▶ **TEXT PROVIDED**:
7. To promote legal education and to lay
down standards of legal education in
consultation with the Universities in India
imparting legal education and the State
Bar Councils, With respect to this point,
the Supreme Court has made it clear that
the question of importing legal education
is entrusted to the Universities in India and
not to the Bar Council of India. All that
the Bar Council can do is to suggest ways
and means to promote suck legal
education to be imparted by the
Universities and for that purpose it may
lay down the standards of education.
Sections 7 do not entitle the Bar Council
itself to frame rules laying down pre-
enrolment as Advocate;
8. To recognize Universities whose degree in
law shall be a qualification for enrolment
for an advocate for that purpose to visit
and inspects Universities, or direct the
State Bar Councils to visit and inspect
Universities for this purpose;
9. To conduct seminars and organise talks on
legal topics by eminent jurists and publish
journals and papers of legal interest;
10. To organize legal aid to the poor;
11. To recognize on a reciprocal basis foreign
qualifications in law obtained outside
India for the purpose of admission as an
advocate in India;
12. To manage and invest the funds of the Bar
Council;
13. To provide for the election of its members
who shall run the Bar Councils.

▶ **QUESTIONS ON THE MATERIAL**:
- A) According to the list of Bar Council functions, for whom is the Bar Council to organize legal aid?
- B) State whether each statement agrees with the list of Bar Council functions, answering yes or no and quoting the words that decide it. (i) The Bar Council may recognize foreign qualifications in law on a reciprocal basis. (ii) The Bar Council may inspect universities only itself and cannot direct State Bar Councils to do so. (iii) The Bar Council may publish journals and papers of legal interest.
- C) Continue the list of Bar Council functions from the point at which it stops.

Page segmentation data
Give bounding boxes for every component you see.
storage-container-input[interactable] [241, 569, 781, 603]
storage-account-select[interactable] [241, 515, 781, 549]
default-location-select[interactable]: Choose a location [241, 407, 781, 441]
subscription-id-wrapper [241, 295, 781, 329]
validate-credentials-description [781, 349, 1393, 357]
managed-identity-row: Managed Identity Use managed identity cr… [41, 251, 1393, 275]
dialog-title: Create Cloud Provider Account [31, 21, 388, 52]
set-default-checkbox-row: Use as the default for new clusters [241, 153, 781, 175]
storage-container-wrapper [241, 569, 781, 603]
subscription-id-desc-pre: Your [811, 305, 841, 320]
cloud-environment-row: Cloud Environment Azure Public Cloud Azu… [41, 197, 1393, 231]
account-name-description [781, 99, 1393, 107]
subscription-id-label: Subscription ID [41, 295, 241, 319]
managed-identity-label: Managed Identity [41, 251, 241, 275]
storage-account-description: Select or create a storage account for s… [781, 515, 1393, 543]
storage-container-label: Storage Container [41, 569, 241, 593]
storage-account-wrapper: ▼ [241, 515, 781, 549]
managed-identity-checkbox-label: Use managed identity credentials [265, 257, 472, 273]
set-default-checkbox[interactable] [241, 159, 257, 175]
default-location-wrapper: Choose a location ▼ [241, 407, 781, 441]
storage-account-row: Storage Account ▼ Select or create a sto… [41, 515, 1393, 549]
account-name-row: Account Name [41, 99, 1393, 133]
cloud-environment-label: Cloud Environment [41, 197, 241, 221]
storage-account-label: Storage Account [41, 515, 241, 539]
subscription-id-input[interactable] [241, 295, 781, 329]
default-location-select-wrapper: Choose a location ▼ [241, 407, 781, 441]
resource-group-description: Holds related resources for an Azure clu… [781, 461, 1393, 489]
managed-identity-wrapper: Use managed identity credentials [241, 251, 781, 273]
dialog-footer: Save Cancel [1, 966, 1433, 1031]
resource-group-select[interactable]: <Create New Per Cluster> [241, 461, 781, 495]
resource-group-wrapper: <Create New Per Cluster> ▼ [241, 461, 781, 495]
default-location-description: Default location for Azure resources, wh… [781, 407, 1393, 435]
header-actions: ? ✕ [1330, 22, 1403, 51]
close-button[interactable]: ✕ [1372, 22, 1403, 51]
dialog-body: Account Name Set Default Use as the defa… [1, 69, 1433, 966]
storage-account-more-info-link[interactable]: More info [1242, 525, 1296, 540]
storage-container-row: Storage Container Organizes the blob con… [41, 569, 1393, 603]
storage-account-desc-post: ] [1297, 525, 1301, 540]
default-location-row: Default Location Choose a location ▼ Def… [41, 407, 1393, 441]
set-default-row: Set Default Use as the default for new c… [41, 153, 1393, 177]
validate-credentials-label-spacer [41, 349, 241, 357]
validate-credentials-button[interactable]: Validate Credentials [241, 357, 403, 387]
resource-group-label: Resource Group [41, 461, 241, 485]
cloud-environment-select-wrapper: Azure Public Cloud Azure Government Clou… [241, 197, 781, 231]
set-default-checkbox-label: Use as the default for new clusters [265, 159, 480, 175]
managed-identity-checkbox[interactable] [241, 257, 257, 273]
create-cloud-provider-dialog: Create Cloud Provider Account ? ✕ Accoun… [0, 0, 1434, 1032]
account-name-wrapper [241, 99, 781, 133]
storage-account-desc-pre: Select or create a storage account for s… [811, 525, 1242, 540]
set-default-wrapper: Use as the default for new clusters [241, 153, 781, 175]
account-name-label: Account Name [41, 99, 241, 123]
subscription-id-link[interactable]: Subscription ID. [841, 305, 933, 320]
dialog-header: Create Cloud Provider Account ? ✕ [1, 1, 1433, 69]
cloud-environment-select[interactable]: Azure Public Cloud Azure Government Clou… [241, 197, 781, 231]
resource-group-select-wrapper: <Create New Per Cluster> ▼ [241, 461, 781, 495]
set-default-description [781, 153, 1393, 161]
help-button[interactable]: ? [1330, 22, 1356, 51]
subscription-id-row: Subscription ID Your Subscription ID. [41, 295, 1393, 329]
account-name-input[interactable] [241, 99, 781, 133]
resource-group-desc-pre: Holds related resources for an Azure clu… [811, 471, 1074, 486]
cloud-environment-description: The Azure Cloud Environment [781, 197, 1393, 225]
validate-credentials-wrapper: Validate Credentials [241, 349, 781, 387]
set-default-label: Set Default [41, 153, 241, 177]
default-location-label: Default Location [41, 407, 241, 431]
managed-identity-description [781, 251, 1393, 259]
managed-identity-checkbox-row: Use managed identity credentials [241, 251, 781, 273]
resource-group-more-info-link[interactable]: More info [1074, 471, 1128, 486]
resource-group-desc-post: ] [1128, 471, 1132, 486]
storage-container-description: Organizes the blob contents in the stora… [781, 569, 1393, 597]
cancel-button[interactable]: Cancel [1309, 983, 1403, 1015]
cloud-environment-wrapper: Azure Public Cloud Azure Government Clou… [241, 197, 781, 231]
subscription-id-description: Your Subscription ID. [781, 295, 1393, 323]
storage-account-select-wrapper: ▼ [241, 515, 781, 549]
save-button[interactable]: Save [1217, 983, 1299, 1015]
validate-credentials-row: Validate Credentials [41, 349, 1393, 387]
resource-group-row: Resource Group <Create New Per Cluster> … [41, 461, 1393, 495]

▶ **WRITTEN ANSWERS**:
- A) The poor.

- B)
(i) Yes: "To recognize on a reciprocal basis foreign qualifications in law obtained outside India for the purpose of admission as an advocate in India"
(ii) No: "or direct the State Bar Councils to visit and inspect Universities for this purpose"
(iii) Yes: "publish journals and papers of legal interest"

- C)
14. To perform all other functions conferred
on it or under this Act;
15. To do all other things necessary for
discharging the aforesaid functions;
16. The Bar Council of India may constitute
one or more funds in the prescribed
manner
a. giving financial assistance to organise
welfare schemes for indigents, disabled or
other advocates;
b. giving legal aid or advise in accordance
with the rule made in this behalf;
c. establishing law libraries.
17. The Bar Council of India can also receive
grants, donations, and gifts for any of
these purposes mentioned under point no
16.
In Ex-Captain Harish Uppal v. Union of
India, the court held that section 7
provides in respect of the functions of the
Bar Council of India, but none of its
functions mentioned in section 7
authorizes it to paralyze the working of the
Courts. On the contrary it is enjoined with
a duty to lay down standards of
professional conduct and etiquette for
advocates. No Bar Council can ever
consider giving a call of strike or a call of
boycott. In case any association calls for a
strike or boycott the concerned State Bar
Council of India must immediately take
disciplinary action against the advocates
who gives a call for a strike. It is the duty
of every advocate to ignore a call of strike
or boycott.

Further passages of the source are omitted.